WRITTEN TASK ▸
Write out the records again, exactly, leaving none out.

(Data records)
++++++++++

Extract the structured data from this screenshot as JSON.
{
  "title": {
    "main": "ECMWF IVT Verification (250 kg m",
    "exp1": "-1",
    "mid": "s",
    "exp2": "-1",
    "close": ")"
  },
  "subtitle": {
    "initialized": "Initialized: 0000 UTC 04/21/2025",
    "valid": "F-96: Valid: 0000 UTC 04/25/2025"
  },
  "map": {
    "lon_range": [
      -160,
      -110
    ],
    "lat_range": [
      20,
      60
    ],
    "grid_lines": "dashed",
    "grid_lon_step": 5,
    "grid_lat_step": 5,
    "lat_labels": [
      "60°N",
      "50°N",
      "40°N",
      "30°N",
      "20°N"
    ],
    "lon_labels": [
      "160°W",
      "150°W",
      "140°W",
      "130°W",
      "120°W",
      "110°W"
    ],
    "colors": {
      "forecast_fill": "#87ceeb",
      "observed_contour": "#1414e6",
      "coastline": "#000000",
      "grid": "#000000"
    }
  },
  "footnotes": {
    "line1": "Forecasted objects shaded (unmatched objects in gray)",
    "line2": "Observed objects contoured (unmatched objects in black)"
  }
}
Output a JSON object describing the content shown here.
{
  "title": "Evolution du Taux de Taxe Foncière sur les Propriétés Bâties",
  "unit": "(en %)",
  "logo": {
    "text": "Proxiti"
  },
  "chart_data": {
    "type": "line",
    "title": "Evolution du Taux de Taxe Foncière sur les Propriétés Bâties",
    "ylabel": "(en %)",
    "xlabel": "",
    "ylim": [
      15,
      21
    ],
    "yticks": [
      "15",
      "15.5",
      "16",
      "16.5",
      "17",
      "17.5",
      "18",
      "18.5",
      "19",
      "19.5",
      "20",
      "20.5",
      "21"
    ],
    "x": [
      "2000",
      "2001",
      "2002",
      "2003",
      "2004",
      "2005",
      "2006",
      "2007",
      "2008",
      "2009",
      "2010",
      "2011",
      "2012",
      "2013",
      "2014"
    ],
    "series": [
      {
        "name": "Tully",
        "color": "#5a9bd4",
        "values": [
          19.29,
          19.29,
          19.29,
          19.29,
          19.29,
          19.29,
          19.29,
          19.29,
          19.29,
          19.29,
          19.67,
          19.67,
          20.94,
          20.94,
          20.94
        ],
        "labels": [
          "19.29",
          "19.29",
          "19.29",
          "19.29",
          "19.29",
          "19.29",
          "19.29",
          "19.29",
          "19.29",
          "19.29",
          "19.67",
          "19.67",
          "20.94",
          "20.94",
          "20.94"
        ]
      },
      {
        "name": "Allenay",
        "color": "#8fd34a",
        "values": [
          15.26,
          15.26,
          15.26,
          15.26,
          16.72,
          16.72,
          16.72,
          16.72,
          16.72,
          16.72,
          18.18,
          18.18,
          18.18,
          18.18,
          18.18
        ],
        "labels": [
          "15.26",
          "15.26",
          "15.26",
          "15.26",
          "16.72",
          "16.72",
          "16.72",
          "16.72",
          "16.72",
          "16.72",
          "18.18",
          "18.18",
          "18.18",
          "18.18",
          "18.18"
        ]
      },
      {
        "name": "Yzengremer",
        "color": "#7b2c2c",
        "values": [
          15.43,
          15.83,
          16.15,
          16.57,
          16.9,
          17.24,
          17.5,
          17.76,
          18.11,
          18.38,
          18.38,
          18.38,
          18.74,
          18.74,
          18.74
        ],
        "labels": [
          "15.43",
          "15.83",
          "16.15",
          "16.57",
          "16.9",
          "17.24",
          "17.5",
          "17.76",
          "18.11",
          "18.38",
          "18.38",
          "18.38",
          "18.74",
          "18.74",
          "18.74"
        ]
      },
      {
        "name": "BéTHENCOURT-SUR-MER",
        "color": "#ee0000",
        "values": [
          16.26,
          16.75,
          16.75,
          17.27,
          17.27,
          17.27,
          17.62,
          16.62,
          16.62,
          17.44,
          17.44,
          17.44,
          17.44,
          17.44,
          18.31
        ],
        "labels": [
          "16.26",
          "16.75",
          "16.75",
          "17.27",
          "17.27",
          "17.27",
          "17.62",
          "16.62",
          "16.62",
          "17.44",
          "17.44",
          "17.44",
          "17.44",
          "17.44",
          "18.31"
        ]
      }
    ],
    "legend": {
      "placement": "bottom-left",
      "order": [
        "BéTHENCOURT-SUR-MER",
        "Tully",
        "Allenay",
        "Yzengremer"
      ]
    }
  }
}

++++++++++

WORKED ANSWER ▸
Extract the structured data from this screenshot as JSON.
{
  "title": {
    "main": "ECMWF IVT Verification (250 kg m",
    "exp1": "-1",
    "mid": "s",
    "exp2": "-1",
    "close": ")"
  },
  "subtitle": {
    "initialized": "Initialized: 0000 UTC 04/21/2025",
    "valid": "F-96: Valid: 0000 UTC 04/25/2025"
  },
  "map": {
    "lon_range": [
      -160,
      -110
    ],
    "lat_range": [
      20,
      60
    ],
    "grid_lines": "dashed",
    "grid_lon_step": 5,
    "grid_lat_step": 5,
    "lat_labels": [
      "60°N",
      "50°N",
      "40°N",
      "30°N",
      "20°N"
    ],
    "lon_labels": [
      "160°W",
      "150°W",
      "140°W",
      "130°W",
      "120°W",
      "110°W"
    ],
    "colors": {
      "forecast_fill": "#87ceeb",
      "observed_contour": "#1414e6",
      "coastline": "#000000",
      "grid": "#000000"
    }
  },
  "footnotes": {
    "line1": "Forecasted objects shaded (unmatched objects in gray)",
    "line2": "Observed objects contoured (unmatched objects in black)"
  }
}
Output a JSON object describing the content shown here.
{
  "title": "Evolution du Taux de Taxe Foncière sur les Propriétés Bâties",
  "unit": "(en %)",
  "logo": {
    "text": "Proxiti"
  },
  "chart_data": {
    "type": "line",
    "title": "Evolution du Taux de Taxe Foncière sur les Propriétés Bâties",
    "ylabel": "(en %)",
    "xlabel": "",
    "ylim": [
      15,
      21
    ],
    "yticks": [
      "15",
      "15.5",
      "16",
      "16.5",
      "17",
      "17.5",
      "18",
      "18.5",
      "19",
      "19.5",
      "20",
      "20.5",
      "21"
    ],
    "x": [
      "2000",
      "2001",
      "2002",
      "2003",
      "2004",
      "2005",
      "2006",
      "2007",
      "2008",
      "2009",
      "2010",
      "2011",
      "2012",
      "2013",
      "2014"
    ],
    "series": [
      {
        "name": "Tully",
        "color": "#5a9bd4",
        "values": [
          19.29,
          19.29,
          19.29,
          19.29,
          19.29,
          19.29,
          19.29,
          19.29,
          19.29,
          19.29,
          19.67,
          19.67,
          20.94,
          20.94,
          20.94
        ],
        "labels": [
          "19.29",
          "19.29",
          "19.29",
          "19.29",
          "19.29",
          "19.29",
          "19.29",
          "19.29",
          "19.29",
          "19.29",
          "19.67",
          "19.67",
          "20.94",
          "20.94",
          "20.94"
        ]
      },
      {
        "name": "Allenay",
        "color": "#8fd34a",
        "values": [
          15.26,
          15.26,
          15.26,
          15.26,
          16.72,
          16.72,
          16.72,
          16.72,
          16.72,
          16.72,
          18.18,
          18.18,
          18.18,
          18.18,
          18.18
        ],
        "labels": [
          "15.26",
          "15.26",
          "15.26",
          "15.26",
          "16.72",
          "16.72",
          "16.72",
          "16.72",
          "16.72",
          "16.72",
          "18.18",
          "18.18",
          "18.18",
          "18.18",
          "18.18"
        ]
      },
      {
        "name": "Yzengremer",
        "color": "#7b2c2c",
        "values": [
          15.43,
          15.83,
          16.15,
          16.57,
          16.9,
          17.24,
          17.5,
          17.76,
          18.11,
          18.38,
          18.38,
          18.38,
          18.74,
          18.74,
          18.74
        ],
        "labels": [
          "15.43",
          "15.83",
          "16.15",
          "16.57",
          "16.9",
          "17.24",
          "17.5",
          "17.76",
          "18.11",
          "18.38",
          "18.38",
          "18.38",
          "18.74",
          "18.74",
          "18.74"
        ]
      },
      {
        "name": "BéTHENCOURT-SUR-MER",
        "color": "#ee0000",
        "values": [
          16.26,
          16.75,
          16.75,
          17.27,
          17.27,
          17.27,
          17.62,
          16.62,
          16.62,
          17.44,
          17.44,
          17.44,
          17.44,
          17.44,
          18.31
        ],
        "labels": [
          "16.26",
          "16.75",
          "16.75",
          "17.27",
          "17.27",
          "17.27",
          "17.62",
          "16.62",
          "16.62",
          "17.44",
          "17.44",
          "17.44",
          "17.44",
          "17.44",
          "18.31"
        ]
      }
    ],
    "legend": {
      "placement": "bottom-left",
      "order": [
        "BéTHENCOURT-SUR-MER",
        "Tully",
        "Allenay",
        "Yzengremer"
      ]
    }
  }
}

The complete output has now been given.